▸ **DATA LISTING**
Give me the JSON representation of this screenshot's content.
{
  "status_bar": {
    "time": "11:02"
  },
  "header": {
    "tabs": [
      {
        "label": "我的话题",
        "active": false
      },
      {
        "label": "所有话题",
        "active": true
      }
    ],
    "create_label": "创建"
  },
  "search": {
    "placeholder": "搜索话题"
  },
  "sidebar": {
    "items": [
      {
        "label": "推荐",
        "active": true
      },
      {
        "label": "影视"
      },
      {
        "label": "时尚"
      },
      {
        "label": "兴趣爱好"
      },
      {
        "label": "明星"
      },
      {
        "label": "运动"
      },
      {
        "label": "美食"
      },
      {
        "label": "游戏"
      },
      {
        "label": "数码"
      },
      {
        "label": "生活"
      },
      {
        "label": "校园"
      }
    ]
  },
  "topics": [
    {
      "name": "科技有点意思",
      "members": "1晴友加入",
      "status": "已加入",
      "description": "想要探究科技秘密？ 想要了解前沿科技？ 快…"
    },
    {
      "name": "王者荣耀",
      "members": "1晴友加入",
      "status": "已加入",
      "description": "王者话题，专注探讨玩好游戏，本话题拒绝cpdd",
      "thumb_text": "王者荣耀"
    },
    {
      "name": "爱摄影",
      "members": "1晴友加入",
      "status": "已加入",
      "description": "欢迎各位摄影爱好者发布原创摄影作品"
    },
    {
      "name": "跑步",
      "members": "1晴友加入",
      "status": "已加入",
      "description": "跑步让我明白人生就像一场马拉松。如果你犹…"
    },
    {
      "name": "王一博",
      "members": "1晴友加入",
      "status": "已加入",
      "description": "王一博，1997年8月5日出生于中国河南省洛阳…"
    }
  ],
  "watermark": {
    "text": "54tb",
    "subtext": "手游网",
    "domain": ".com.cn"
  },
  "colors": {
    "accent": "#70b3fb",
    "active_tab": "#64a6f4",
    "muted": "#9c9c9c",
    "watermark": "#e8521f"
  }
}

▸ **STATED PROBLEM**
Extract from the data every line where "description" shows up.

▸ **EXPECTED OUTPUT**
      "description": "想要探究科技秘密？ 想要了解前沿科技？ 快…"
      "description": "王者话题，专注探讨玩好游戏，本话题拒绝cpdd",
      "description": "欢迎各位摄影爱好者发布原创摄影作品"
      "description": "跑步让我明白人生就像一场马拉松。如果你犹…"
      "description": "王一博，1997年8月5日出生于中国河南省洛阳…"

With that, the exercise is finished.